What this task involves
Search the data below for the string "ylabel". Extract every line that contains it.

##### Raw records

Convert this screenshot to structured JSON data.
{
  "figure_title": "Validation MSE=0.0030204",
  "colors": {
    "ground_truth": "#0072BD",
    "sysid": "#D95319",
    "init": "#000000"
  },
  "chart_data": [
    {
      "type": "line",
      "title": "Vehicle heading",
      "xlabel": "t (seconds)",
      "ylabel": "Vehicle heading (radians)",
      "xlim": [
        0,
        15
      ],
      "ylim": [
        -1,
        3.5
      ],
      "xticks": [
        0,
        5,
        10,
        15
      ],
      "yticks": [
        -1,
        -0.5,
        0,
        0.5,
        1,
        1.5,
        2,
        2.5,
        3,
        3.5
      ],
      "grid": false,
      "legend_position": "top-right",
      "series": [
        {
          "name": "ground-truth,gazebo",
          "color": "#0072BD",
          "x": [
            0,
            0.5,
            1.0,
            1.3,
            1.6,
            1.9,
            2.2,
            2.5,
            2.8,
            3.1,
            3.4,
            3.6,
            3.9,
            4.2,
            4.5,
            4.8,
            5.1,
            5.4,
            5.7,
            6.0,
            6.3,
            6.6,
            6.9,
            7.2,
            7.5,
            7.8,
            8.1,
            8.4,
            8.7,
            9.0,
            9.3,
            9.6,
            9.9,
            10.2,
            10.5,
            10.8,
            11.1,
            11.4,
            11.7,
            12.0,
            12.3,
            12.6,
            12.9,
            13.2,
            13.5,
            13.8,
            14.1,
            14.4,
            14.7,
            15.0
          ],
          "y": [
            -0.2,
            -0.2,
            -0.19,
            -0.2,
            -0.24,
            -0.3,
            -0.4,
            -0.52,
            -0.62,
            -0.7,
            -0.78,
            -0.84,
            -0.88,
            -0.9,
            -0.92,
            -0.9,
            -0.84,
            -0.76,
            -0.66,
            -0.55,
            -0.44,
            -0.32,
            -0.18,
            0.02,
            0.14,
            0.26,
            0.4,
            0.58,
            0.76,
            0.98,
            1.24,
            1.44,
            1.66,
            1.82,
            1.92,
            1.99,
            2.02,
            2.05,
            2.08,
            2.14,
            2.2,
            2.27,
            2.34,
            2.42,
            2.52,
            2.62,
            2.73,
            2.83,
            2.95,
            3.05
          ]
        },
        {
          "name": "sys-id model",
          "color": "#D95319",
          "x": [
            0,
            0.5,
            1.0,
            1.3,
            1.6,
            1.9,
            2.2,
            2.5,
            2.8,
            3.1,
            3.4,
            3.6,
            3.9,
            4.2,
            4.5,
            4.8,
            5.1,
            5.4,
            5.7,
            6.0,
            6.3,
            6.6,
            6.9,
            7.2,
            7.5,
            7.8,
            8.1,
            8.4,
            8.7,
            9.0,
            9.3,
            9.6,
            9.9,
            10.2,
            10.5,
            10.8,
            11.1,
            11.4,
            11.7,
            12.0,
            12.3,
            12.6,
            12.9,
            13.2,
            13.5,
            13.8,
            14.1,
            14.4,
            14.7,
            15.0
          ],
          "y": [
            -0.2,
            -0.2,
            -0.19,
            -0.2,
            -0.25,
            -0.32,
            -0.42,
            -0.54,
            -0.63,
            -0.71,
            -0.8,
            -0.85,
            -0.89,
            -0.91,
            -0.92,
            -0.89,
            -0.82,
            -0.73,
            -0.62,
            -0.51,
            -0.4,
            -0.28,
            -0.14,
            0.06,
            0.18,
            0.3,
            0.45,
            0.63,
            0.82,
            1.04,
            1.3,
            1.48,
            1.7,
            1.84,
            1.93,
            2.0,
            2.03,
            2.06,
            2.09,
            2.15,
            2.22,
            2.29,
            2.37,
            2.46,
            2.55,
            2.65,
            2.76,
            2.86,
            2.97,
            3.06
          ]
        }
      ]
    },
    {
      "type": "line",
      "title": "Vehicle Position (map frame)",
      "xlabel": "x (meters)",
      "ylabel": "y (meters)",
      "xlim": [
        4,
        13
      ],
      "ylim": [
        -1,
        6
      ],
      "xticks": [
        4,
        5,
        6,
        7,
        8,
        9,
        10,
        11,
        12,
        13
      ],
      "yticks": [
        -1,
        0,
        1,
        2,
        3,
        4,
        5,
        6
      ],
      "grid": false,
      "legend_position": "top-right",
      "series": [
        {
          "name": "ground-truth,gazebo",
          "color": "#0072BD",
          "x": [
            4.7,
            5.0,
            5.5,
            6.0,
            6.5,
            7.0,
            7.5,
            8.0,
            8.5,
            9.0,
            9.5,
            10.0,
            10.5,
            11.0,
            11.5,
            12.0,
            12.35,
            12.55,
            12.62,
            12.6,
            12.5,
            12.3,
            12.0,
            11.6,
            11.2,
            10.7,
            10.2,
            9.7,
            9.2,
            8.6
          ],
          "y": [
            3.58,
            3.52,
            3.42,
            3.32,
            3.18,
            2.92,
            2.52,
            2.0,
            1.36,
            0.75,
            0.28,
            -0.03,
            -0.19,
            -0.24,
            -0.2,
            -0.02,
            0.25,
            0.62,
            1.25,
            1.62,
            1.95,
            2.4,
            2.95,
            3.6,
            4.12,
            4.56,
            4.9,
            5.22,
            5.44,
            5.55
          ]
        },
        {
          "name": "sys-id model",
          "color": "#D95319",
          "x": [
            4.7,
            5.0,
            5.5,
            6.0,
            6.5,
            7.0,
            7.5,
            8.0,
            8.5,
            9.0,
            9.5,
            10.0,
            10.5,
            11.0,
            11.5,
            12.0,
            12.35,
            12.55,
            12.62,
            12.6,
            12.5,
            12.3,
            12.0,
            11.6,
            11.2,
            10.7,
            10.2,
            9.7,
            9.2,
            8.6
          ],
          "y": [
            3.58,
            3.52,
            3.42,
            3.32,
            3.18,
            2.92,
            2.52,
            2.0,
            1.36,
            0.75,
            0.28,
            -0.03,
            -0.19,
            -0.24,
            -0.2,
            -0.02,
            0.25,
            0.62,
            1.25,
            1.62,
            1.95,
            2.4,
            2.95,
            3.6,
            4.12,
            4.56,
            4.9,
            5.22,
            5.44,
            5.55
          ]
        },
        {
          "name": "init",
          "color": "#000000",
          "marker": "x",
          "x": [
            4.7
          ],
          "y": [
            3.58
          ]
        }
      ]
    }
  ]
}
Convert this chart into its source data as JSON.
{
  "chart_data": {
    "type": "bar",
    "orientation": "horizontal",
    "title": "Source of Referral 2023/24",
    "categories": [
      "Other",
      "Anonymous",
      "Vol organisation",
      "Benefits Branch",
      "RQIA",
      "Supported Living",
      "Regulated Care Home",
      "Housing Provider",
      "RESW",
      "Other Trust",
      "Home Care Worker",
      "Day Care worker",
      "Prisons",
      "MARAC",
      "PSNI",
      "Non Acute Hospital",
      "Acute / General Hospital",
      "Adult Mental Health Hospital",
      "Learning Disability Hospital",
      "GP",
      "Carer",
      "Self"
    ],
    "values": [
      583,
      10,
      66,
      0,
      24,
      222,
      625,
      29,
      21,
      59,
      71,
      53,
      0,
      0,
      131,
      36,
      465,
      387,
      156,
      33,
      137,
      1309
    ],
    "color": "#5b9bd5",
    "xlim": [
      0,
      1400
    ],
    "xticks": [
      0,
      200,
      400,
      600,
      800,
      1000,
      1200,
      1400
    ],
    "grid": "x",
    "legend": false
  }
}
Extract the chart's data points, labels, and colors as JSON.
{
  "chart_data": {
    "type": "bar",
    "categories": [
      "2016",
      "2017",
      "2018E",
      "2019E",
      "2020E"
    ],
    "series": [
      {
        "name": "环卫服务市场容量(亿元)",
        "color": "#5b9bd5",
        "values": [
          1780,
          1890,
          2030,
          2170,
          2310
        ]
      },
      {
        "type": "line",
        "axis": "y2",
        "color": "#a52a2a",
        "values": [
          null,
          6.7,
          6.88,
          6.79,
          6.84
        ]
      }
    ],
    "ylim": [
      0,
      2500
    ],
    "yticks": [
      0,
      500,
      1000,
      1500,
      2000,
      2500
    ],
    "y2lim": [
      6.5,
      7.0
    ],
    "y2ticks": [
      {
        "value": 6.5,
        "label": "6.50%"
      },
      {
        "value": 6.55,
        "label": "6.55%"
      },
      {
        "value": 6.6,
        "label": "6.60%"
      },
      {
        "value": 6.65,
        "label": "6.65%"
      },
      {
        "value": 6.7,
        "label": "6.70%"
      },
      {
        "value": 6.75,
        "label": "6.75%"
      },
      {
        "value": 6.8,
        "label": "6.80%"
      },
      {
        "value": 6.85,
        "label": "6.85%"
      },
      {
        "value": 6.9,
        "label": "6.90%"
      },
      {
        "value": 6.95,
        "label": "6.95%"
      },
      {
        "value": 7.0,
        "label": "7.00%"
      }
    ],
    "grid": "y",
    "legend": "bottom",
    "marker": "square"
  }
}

##########

Correct result
      "ylabel": "Vehicle heading (radians)",
      "ylabel": "y (meters)",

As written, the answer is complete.